Write out the whole listing, matching it exactly.
⁂
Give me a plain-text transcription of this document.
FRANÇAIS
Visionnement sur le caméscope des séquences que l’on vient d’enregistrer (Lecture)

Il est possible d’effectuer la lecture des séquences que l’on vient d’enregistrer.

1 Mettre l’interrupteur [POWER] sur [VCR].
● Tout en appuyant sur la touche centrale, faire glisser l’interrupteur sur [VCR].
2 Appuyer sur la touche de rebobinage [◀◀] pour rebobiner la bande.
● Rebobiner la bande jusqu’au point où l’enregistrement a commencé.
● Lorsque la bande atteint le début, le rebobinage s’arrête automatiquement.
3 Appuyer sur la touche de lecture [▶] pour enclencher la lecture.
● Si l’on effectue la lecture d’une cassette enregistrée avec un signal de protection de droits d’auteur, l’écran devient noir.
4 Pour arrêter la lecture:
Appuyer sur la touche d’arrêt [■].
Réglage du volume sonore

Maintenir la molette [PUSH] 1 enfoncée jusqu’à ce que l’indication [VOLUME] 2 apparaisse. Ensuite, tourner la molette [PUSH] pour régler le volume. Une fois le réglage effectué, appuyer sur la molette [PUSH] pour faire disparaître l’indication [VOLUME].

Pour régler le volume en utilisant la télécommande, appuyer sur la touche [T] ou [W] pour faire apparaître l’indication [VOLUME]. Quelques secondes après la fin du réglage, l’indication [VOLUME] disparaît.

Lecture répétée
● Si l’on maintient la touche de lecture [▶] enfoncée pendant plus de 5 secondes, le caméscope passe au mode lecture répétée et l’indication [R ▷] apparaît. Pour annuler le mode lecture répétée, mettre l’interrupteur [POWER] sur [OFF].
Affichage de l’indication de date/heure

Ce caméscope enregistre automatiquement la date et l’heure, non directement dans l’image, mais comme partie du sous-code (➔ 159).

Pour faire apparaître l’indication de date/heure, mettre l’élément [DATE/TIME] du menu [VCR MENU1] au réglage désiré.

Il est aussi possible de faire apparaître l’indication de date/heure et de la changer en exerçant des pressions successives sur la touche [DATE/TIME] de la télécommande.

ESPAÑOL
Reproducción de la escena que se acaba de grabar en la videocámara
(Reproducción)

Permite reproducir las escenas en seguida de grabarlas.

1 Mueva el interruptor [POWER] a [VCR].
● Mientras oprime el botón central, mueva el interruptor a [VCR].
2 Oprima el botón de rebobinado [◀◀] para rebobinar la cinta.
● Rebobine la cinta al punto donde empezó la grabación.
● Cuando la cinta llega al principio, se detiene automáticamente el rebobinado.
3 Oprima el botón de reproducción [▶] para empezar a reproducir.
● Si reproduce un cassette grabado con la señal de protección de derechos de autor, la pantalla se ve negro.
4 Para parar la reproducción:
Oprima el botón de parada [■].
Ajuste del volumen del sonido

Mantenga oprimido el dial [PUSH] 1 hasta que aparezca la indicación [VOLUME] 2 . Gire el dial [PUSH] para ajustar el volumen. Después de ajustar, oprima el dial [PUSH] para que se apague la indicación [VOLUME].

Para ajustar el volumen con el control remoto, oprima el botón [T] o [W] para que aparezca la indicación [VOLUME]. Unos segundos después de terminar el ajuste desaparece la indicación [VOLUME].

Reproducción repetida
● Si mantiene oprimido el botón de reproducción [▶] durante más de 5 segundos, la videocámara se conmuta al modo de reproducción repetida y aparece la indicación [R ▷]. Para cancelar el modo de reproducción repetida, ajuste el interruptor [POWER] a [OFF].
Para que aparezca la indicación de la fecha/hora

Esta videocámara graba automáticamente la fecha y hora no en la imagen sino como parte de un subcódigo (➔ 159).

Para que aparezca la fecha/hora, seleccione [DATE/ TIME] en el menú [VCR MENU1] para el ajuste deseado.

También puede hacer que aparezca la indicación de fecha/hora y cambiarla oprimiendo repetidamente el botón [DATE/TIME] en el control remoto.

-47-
⁂
— TASK ANSWER —
Give me a plain-text transcription of this document.
FRANÇAIS
Visionnement sur le caméscope des séquences que l’on vient d’enregistrer (Lecture)

Il est possible d’effectuer la lecture des séquences que l’on vient d’enregistrer.

1 Mettre l’interrupteur [POWER] sur [VCR].
● Tout en appuyant sur la touche centrale, faire glisser l’interrupteur sur [VCR].
2 Appuyer sur la touche de rebobinage [◀◀] pour rebobiner la bande.
● Rebobiner la bande jusqu’au point où l’enregistrement a commencé.
● Lorsque la bande atteint le début, le rebobinage s’arrête automatiquement.
3 Appuyer sur la touche de lecture [▶] pour enclencher la lecture.
● Si l’on effectue la lecture d’une cassette enregistrée avec un signal de protection de droits d’auteur, l’écran devient noir.
4 Pour arrêter la lecture:
Appuyer sur la touche d’arrêt [■].
Réglage du volume sonore

Maintenir la molette [PUSH] 1 enfoncée jusqu’à ce que l’indication [VOLUME] 2 apparaisse. Ensuite, tourner la molette [PUSH] pour régler le volume. Une fois le réglage effectué, appuyer sur la molette [PUSH] pour faire disparaître l’indication [VOLUME].

Pour régler le volume en utilisant la télécommande, appuyer sur la touche [T] ou [W] pour faire apparaître l’indication [VOLUME]. Quelques secondes après la fin du réglage, l’indication [VOLUME] disparaît.

Lecture répétée
● Si l’on maintient la touche de lecture [▶] enfoncée pendant plus de 5 secondes, le caméscope passe au mode lecture répétée et l’indication [R ▷] apparaît. Pour annuler le mode lecture répétée, mettre l’interrupteur [POWER] sur [OFF].
Affichage de l’indication de date/heure

Ce caméscope enregistre automatiquement la date et l’heure, non directement dans l’image, mais comme partie du sous-code (➔ 159).

Pour faire apparaître l’indication de date/heure, mettre l’élément [DATE/TIME] du menu [VCR MENU1] au réglage désiré.

Il est aussi possible de faire apparaître l’indication de date/heure et de la changer en exerçant des pressions successives sur la touche [DATE/TIME] de la télécommande.

ESPAÑOL
Reproducción de la escena que se acaba de grabar en la videocámara
(Reproducción)

Permite reproducir las escenas en seguida de grabarlas.

1 Mueva el interruptor [POWER] a [VCR].
● Mientras oprime el botón central, mueva el interruptor a [VCR].
2 Oprima el botón de rebobinado [◀◀] para rebobinar la cinta.
● Rebobine la cinta al punto donde empezó la grabación.
● Cuando la cinta llega al principio, se detiene automáticamente el rebobinado.
3 Oprima el botón de reproducción [▶] para empezar a reproducir.
● Si reproduce un cassette grabado con la señal de protección de derechos de autor, la pantalla se ve negro.
4 Para parar la reproducción:
Oprima el botón de parada [■].
Ajuste del volumen del sonido

Mantenga oprimido el dial [PUSH] 1 hasta que aparezca la indicación [VOLUME] 2 . Gire el dial [PUSH] para ajustar el volumen. Después de ajustar, oprima el dial [PUSH] para que se apague la indicación [VOLUME].

Para ajustar el volumen con el control remoto, oprima el botón [T] o [W] para que aparezca la indicación [VOLUME]. Unos segundos después de terminar el ajuste desaparece la indicación [VOLUME].

Reproducción repetida
● Si mantiene oprimido el botón de reproducción [▶] durante más de 5 segundos, la videocámara se conmuta al modo de reproducción repetida y aparece la indicación [R ▷]. Para cancelar el modo de reproducción repetida, ajuste el interruptor [POWER] a [OFF].
Para que aparezca la indicación de la fecha/hora

Esta videocámara graba automáticamente la fecha y hora no en la imagen sino como parte de un subcódigo (➔ 159).

Para que aparezca la fecha/hora, seleccione [DATE/ TIME] en el menú [VCR MENU1] para el ajuste deseado.

También puede hacer que aparezca la indicación de fecha/hora y cambiarla oprimiendo repetidamente el botón [DATE/TIME] en el control remoto.

-47-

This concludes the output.